_AIM_
All of the records below should be output exactly.

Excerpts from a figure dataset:
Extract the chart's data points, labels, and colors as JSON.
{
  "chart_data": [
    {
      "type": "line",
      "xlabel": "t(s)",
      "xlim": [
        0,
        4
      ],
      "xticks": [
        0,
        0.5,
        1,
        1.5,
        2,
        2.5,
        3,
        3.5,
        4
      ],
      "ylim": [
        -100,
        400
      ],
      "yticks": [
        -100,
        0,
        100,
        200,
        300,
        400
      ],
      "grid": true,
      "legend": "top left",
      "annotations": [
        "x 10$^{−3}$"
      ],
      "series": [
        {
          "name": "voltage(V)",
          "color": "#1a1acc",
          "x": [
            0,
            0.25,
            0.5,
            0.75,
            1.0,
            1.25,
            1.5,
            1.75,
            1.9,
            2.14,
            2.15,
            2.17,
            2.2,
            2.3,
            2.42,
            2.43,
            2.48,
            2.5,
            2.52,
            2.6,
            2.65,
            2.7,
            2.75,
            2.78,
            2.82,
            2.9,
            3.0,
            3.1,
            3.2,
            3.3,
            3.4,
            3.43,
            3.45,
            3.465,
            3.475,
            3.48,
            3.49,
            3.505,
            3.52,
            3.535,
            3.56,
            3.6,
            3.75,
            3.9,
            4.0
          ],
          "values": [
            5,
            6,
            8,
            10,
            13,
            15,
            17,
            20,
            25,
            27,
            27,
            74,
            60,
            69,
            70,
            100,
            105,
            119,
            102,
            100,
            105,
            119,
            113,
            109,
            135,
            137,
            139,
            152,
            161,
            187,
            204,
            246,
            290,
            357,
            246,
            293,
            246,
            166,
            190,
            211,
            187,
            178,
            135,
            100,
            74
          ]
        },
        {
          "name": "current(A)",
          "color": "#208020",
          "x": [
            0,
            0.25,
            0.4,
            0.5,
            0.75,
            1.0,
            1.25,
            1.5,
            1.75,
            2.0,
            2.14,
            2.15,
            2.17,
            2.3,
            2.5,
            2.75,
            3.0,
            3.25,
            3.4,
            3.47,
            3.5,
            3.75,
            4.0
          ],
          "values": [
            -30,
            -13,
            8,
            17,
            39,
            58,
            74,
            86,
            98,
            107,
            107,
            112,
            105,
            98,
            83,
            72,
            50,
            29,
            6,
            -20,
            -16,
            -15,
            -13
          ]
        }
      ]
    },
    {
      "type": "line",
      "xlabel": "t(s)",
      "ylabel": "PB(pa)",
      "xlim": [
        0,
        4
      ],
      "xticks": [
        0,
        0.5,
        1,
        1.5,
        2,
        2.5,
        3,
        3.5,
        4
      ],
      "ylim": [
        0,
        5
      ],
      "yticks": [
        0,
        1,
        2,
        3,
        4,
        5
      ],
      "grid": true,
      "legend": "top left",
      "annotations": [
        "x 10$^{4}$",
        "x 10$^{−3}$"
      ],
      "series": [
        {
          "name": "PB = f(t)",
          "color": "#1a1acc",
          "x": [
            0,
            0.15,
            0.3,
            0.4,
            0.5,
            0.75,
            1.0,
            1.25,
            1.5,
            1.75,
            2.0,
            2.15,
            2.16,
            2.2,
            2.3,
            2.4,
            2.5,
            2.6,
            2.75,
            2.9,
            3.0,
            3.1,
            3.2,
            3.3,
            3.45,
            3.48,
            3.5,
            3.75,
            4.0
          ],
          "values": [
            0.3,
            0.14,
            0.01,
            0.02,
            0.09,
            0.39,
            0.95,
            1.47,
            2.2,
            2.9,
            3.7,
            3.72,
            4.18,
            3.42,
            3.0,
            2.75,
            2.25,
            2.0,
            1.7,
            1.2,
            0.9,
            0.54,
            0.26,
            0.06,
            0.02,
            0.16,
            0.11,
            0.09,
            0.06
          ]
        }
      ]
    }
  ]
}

_ANSWER_
Extract the chart's data points, labels, and colors as JSON.
{
  "chart_data": [
    {
      "type": "line",
      "xlabel": "t(s)",
      "xlim": [
        0,
        4
      ],
      "xticks": [
        0,
        0.5,
        1,
        1.5,
        2,
        2.5,
        3,
        3.5,
        4
      ],
      "ylim": [
        -100,
        400
      ],
      "yticks": [
        -100,
        0,
        100,
        200,
        300,
        400
      ],
      "grid": true,
      "legend": "top left",
      "annotations": [
        "x 10$^{−3}$"
      ],
      "series": [
        {
          "name": "voltage(V)",
          "color": "#1a1acc",
          "x": [
            0,
            0.25,
            0.5,
            0.75,
            1.0,
            1.25,
            1.5,
            1.75,
            1.9,
            2.14,
            2.15,
            2.17,
            2.2,
            2.3,
            2.42,
            2.43,
            2.48,
            2.5,
            2.52,
            2.6,
            2.65,
            2.7,
            2.75,
            2.78,
            2.82,
            2.9,
            3.0,
            3.1,
            3.2,
            3.3,
            3.4,
            3.43,
            3.45,
            3.465,
            3.475,
            3.48,
            3.49,
            3.505,
            3.52,
            3.535,
            3.56,
            3.6,
            3.75,
            3.9,
            4.0
          ],
          "values": [
            5,
            6,
            8,
            10,
            13,
            15,
            17,
            20,
            25,
            27,
            27,
            74,
            60,
            69,
            70,
            100,
            105,
            119,
            102,
            100,
            105,
            119,
            113,
            109,
            135,
            137,
            139,
            152,
            161,
            187,
            204,
            246,
            290,
            357,
            246,
            293,
            246,
            166,
            190,
            211,
            187,
            178,
            135,
            100,
            74
          ]
        },
        {
          "name": "current(A)",
          "color": "#208020",
          "x": [
            0,
            0.25,
            0.4,
            0.5,
            0.75,
            1.0,
            1.25,
            1.5,
            1.75,
            2.0,
            2.14,
            2.15,
            2.17,
            2.3,
            2.5,
            2.75,
            3.0,
            3.25,
            3.4,
            3.47,
            3.5,
            3.75,
            4.0
          ],
          "values": [
            -30,
            -13,
            8,
            17,
            39,
            58,
            74,
            86,
            98,
            107,
            107,
            112,
            105,
            98,
            83,
            72,
            50,
            29,
            6,
            -20,
            -16,
            -15,
            -13
          ]
        }
      ]
    },
    {
      "type": "line",
      "xlabel": "t(s)",
      "ylabel": "PB(pa)",
      "xlim": [
        0,
        4
      ],
      "xticks": [
        0,
        0.5,
        1,
        1.5,
        2,
        2.5,
        3,
        3.5,
        4
      ],
      "ylim": [
        0,
        5
      ],
      "yticks": [
        0,
        1,
        2,
        3,
        4,
        5
      ],
      "grid": true,
      "legend": "top left",
      "annotations": [
        "x 10$^{4}$",
        "x 10$^{−3}$"
      ],
      "series": [
        {
          "name": "PB = f(t)",
          "color": "#1a1acc",
          "x": [
            0,
            0.15,
            0.3,
            0.4,
            0.5,
            0.75,
            1.0,
            1.25,
            1.5,
            1.75,
            2.0,
            2.15,
            2.16,
            2.2,
            2.3,
            2.4,
            2.5,
            2.6,
            2.75,
            2.9,
            3.0,
            3.1,
            3.2,
            3.3,
            3.45,
            3.48,
            3.5,
            3.75,
            4.0
          ],
          "values": [
            0.3,
            0.14,
            0.01,
            0.02,
            0.09,
            0.39,
            0.95,
            1.47,
            2.2,
            2.9,
            3.7,
            3.72,
            4.18,
            3.42,
            3.0,
            2.75,
            2.25,
            2.0,
            1.7,
            1.2,
            0.9,
            0.54,
            0.26,
            0.06,
            0.02,
            0.16,
            0.11,
            0.09,
            0.06
          ]
        }
      ]
    }
  ]
}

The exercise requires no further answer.